Items from a figure collection
______

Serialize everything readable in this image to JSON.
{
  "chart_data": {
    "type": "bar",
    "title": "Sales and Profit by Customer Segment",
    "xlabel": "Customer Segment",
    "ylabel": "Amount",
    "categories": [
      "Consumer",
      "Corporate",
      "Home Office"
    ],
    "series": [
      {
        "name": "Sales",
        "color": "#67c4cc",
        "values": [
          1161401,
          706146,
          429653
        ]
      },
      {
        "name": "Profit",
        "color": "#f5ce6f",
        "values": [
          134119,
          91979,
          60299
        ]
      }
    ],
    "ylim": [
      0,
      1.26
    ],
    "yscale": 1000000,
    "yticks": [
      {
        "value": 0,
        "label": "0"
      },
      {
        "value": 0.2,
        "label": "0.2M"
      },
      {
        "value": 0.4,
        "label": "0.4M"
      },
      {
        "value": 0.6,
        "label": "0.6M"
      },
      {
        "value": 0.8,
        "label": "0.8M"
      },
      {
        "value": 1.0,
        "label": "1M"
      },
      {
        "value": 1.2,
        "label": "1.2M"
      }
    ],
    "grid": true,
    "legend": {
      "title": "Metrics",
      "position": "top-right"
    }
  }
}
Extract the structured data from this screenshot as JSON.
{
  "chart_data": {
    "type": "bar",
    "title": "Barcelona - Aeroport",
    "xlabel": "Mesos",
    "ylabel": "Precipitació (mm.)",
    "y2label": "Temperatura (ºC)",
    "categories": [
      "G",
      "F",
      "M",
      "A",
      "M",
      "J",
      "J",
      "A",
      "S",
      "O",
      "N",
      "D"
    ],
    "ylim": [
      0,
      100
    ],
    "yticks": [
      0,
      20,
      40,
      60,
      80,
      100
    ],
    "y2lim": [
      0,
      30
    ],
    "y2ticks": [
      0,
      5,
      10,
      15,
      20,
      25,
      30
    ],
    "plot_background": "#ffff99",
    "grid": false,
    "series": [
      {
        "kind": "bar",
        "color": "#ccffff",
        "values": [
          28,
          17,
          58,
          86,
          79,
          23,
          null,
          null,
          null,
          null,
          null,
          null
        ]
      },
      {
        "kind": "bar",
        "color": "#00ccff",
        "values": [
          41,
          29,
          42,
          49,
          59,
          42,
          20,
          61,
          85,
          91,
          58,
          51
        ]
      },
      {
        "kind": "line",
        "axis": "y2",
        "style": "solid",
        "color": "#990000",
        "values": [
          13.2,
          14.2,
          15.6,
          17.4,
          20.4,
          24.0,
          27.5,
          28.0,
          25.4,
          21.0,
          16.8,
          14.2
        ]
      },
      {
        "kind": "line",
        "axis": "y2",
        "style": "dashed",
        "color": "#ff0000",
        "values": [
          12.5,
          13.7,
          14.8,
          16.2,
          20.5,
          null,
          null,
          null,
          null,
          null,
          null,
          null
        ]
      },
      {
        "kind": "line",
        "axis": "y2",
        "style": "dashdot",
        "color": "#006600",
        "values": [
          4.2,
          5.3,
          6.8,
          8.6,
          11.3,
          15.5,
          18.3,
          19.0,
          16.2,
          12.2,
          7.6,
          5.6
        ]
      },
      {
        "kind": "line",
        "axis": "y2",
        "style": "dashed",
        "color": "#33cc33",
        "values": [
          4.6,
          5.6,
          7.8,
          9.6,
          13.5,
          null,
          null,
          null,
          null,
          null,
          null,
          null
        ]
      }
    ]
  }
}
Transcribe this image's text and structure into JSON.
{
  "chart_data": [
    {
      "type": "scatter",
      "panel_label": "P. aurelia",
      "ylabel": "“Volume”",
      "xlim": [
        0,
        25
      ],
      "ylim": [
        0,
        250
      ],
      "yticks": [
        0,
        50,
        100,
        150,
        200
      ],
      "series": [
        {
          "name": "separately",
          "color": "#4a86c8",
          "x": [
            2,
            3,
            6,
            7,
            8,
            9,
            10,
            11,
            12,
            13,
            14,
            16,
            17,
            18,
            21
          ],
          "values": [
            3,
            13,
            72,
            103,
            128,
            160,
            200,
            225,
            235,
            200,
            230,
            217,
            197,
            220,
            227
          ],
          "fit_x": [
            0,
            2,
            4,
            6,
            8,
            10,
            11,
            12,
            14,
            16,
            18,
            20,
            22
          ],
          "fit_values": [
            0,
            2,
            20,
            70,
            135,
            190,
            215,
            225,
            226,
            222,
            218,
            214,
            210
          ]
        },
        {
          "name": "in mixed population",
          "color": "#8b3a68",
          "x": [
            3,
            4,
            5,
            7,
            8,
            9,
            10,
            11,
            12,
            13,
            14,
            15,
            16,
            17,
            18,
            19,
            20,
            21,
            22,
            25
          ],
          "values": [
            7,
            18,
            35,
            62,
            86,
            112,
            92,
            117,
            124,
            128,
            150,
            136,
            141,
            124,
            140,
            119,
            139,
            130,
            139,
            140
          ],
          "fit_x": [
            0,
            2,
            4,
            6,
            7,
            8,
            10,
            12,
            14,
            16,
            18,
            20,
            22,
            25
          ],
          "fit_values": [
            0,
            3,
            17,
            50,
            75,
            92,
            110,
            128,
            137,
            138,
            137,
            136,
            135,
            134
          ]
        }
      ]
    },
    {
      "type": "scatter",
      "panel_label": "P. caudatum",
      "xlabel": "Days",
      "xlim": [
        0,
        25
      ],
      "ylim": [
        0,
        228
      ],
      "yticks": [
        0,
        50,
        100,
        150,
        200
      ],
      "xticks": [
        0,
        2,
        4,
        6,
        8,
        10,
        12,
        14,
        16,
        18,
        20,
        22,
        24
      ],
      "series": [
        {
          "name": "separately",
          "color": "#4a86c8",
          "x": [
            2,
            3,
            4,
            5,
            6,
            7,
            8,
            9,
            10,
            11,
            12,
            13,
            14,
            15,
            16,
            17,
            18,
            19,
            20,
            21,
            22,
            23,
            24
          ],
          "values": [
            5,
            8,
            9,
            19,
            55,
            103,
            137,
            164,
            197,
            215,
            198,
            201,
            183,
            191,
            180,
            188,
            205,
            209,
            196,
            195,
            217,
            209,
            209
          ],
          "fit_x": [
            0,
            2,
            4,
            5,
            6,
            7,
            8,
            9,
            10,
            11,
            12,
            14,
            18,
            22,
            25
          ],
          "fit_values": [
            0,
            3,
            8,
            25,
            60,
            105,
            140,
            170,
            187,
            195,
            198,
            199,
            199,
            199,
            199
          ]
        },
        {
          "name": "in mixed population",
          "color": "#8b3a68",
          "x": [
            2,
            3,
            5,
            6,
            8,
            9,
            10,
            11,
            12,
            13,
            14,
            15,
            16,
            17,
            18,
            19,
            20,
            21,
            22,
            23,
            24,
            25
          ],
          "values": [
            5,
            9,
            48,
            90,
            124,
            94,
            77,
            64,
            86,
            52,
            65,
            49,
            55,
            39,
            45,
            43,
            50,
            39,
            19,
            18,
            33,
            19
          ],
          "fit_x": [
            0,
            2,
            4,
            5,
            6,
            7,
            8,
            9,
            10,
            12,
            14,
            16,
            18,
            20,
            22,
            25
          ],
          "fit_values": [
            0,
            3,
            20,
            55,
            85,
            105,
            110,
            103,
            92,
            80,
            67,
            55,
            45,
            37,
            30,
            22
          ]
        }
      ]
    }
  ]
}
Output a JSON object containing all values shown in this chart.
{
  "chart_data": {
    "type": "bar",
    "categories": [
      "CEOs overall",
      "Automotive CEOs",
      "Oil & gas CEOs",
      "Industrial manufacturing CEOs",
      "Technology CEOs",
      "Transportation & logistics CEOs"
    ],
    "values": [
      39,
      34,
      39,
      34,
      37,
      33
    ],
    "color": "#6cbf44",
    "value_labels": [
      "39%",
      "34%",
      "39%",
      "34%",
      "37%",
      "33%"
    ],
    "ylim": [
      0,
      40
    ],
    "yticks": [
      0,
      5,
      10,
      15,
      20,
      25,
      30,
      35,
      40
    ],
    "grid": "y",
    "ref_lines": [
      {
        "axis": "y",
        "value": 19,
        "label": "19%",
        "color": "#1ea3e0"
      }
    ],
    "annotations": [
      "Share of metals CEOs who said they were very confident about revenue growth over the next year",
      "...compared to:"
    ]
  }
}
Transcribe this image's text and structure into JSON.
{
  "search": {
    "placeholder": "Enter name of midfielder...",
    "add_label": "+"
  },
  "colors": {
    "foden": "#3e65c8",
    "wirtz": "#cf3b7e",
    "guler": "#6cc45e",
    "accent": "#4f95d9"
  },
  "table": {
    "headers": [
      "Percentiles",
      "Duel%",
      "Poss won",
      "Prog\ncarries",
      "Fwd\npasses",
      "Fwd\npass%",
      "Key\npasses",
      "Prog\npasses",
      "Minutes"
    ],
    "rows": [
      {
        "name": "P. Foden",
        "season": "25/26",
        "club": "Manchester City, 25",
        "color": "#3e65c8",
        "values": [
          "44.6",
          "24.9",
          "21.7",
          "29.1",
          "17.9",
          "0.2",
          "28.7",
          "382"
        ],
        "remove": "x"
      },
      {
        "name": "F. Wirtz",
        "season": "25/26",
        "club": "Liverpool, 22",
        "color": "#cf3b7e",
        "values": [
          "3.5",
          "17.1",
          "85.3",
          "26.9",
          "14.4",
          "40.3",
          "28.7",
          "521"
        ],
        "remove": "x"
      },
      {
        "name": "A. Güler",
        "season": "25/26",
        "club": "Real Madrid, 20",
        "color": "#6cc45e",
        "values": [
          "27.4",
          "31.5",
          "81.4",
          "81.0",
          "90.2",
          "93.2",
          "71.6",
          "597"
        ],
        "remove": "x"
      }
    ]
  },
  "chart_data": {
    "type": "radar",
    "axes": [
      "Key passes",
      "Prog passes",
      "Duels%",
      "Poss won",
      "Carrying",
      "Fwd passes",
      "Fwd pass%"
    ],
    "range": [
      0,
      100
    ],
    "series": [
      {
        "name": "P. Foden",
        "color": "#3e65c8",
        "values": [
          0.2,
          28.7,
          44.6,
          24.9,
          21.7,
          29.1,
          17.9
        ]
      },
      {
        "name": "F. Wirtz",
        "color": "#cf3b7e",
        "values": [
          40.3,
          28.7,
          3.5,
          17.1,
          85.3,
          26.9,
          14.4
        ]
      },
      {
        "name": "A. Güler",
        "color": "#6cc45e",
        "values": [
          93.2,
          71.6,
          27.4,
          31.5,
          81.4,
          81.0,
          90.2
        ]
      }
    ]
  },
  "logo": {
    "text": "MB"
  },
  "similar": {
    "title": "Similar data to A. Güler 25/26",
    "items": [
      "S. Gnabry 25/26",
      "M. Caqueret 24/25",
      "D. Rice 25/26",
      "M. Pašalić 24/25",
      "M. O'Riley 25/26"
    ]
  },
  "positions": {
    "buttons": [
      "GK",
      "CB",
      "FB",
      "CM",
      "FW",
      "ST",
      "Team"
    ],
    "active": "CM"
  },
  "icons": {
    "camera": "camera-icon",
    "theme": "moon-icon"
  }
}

______

Copy each line holding the word "Customer" from the listing above.

    "title": "Sales and Profit by Customer Segment",
    "xlabel": "Customer Segment",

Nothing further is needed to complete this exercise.